Exercise details
Gather up every line that includes the string "title".

Data
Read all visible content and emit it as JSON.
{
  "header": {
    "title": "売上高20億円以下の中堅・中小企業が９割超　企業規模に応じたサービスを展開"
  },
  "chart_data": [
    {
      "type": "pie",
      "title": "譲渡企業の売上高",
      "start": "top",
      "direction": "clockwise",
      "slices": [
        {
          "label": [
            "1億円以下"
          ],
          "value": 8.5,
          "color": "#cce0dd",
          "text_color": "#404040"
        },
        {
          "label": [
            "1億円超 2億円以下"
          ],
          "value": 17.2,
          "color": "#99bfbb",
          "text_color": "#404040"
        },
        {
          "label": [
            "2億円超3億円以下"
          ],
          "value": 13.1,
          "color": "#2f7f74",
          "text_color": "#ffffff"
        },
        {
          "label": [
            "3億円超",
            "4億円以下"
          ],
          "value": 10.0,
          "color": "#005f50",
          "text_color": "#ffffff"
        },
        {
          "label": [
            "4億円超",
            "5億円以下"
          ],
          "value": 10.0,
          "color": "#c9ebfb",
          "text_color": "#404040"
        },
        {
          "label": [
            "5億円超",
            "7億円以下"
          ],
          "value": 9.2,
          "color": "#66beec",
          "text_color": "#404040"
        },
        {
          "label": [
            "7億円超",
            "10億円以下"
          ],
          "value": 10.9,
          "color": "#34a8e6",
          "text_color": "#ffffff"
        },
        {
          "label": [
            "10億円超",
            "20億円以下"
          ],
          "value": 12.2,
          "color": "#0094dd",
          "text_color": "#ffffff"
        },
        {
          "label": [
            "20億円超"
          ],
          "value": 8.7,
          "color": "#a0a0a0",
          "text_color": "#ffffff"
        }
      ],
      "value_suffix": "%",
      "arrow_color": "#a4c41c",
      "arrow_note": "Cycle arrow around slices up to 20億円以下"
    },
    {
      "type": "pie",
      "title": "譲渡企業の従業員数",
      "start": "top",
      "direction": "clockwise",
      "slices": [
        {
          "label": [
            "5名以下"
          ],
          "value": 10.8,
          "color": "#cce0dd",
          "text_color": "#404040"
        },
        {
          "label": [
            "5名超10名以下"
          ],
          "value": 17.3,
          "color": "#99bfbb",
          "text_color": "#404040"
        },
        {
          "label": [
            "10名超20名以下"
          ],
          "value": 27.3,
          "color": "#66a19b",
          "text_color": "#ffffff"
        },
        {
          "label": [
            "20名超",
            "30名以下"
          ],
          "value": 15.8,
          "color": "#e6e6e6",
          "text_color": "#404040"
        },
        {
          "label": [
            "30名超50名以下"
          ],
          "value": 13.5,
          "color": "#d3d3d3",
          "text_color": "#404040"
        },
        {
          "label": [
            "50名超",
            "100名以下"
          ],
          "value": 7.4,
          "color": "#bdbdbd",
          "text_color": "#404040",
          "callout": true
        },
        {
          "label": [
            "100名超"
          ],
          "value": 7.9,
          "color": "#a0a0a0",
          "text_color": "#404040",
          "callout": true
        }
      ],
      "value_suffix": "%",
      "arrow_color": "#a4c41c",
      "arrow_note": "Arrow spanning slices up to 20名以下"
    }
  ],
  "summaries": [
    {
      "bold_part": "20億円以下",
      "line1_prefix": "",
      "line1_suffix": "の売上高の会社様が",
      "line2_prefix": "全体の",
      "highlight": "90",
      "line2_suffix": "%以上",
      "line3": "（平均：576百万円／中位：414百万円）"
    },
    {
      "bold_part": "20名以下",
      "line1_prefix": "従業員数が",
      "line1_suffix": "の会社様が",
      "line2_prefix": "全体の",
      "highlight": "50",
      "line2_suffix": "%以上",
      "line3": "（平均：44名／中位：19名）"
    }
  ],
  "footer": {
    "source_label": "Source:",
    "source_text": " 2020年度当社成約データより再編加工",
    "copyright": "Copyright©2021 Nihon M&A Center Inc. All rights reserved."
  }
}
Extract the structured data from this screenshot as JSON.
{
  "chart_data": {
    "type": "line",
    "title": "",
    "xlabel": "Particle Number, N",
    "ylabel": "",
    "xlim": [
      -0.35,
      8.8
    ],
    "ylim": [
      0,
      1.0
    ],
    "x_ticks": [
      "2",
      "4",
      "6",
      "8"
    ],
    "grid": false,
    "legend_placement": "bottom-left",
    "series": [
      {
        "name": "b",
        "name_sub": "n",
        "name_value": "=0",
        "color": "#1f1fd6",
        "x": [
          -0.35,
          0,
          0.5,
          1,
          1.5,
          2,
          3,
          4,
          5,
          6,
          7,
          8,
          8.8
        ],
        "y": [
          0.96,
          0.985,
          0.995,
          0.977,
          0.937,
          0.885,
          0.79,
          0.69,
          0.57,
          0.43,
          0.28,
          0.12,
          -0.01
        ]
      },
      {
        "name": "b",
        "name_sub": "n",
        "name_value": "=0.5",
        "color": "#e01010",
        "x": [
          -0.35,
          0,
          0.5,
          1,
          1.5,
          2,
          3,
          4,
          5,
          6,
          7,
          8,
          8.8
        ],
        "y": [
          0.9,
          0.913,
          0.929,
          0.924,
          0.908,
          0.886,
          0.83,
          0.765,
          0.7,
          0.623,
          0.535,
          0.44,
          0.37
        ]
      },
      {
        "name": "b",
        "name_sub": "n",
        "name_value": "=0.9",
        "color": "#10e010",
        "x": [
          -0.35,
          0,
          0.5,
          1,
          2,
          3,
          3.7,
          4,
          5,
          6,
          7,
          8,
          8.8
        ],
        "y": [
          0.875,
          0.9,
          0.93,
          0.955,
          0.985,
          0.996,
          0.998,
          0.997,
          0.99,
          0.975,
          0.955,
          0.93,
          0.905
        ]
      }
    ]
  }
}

The completed task
    "title": "売上高20億円以下の中堅・中小企業が９割超　企業規模に応じたサービスを展開"
      "title": "譲渡企業の売上高",
      "title": "譲渡企業の従業員数",
    "title": "",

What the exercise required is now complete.